Without the pictures, can you quote each line below exactly?

Stored data entries:
--- --- ---
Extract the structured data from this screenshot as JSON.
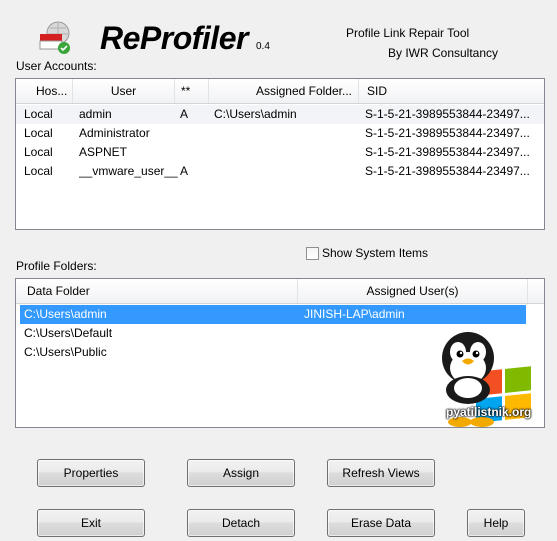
{
  "header": {
    "title": "ReProfiler",
    "version": "0.4",
    "tagline": "Profile Link Repair Tool",
    "byline": "By IWR Consultancy"
  },
  "user_accounts": {
    "label": "User Accounts:",
    "columns": [
      "Hos...",
      "User",
      "**",
      "Assigned Folder...",
      "SID"
    ],
    "rows": [
      {
        "host": "Local",
        "user": "admin",
        "flag": "A",
        "folder": "C:\\Users\\admin",
        "sid": "S-1-5-21-3989553844-23497..."
      },
      {
        "host": "Local",
        "user": "Administrator",
        "flag": "",
        "folder": "",
        "sid": "S-1-5-21-3989553844-23497..."
      },
      {
        "host": "Local",
        "user": "ASPNET",
        "flag": "",
        "folder": "",
        "sid": "S-1-5-21-3989553844-23497..."
      },
      {
        "host": "Local",
        "user": "__vmware_user__",
        "flag": "A",
        "folder": "",
        "sid": "S-1-5-21-3989553844-23497..."
      }
    ]
  },
  "profile_folders": {
    "label": "Profile Folders:",
    "show_system_items": {
      "label": "Show System Items",
      "checked": false
    },
    "columns": [
      "Data Folder",
      "Assigned User(s)"
    ],
    "rows": [
      {
        "folder": "C:\\Users\\admin",
        "users": "JINISH-LAP\\admin",
        "selected": true
      },
      {
        "folder": "C:\\Users\\Default",
        "users": "",
        "selected": false
      },
      {
        "folder": "C:\\Users\\Public",
        "users": "",
        "selected": false
      }
    ]
  },
  "watermark": {
    "text": "pyatilistnik.org"
  },
  "buttons": {
    "properties": "Properties",
    "assign": "Assign",
    "refresh": "Refresh Views",
    "exit": "Exit",
    "detach": "Detach",
    "erase": "Erase Data",
    "help": "Help"
  },
  "colors": {
    "selection": "#3399ff",
    "window_bg": "#f0f0f0"
  }
}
--- --- ---
## [Correct answer]
Extract the structured data from this screenshot as JSON.
{
  "header": {
    "title": "ReProfiler",
    "version": "0.4",
    "tagline": "Profile Link Repair Tool",
    "byline": "By IWR Consultancy"
  },
  "user_accounts": {
    "label": "User Accounts:",
    "columns": [
      "Hos...",
      "User",
      "**",
      "Assigned Folder...",
      "SID"
    ],
    "rows": [
      {
        "host": "Local",
        "user": "admin",
        "flag": "A",
        "folder": "C:\\Users\\admin",
        "sid": "S-1-5-21-3989553844-23497..."
      },
      {
        "host": "Local",
        "user": "Administrator",
        "flag": "",
        "folder": "",
        "sid": "S-1-5-21-3989553844-23497..."
      },
      {
        "host": "Local",
        "user": "ASPNET",
        "flag": "",
        "folder": "",
        "sid": "S-1-5-21-3989553844-23497..."
      },
      {
        "host": "Local",
        "user": "__vmware_user__",
        "flag": "A",
        "folder": "",
        "sid": "S-1-5-21-3989553844-23497..."
      }
    ]
  },
  "profile_folders": {
    "label": "Profile Folders:",
    "show_system_items": {
      "label": "Show System Items",
      "checked": false
    },
    "columns": [
      "Data Folder",
      "Assigned User(s)"
    ],
    "rows": [
      {
        "folder": "C:\\Users\\admin",
        "users": "JINISH-LAP\\admin",
        "selected": true
      },
      {
        "folder": "C:\\Users\\Default",
        "users": "",
        "selected": false
      },
      {
        "folder": "C:\\Users\\Public",
        "users": "",
        "selected": false
      }
    ]
  },
  "watermark": {
    "text": "pyatilistnik.org"
  },
  "buttons": {
    "properties": "Properties",
    "assign": "Assign",
    "refresh": "Refresh Views",
    "exit": "Exit",
    "detach": "Detach",
    "erase": "Erase Data",
    "help": "Help"
  },
  "colors": {
    "selection": "#3399ff",
    "window_bg": "#f0f0f0"
  }
}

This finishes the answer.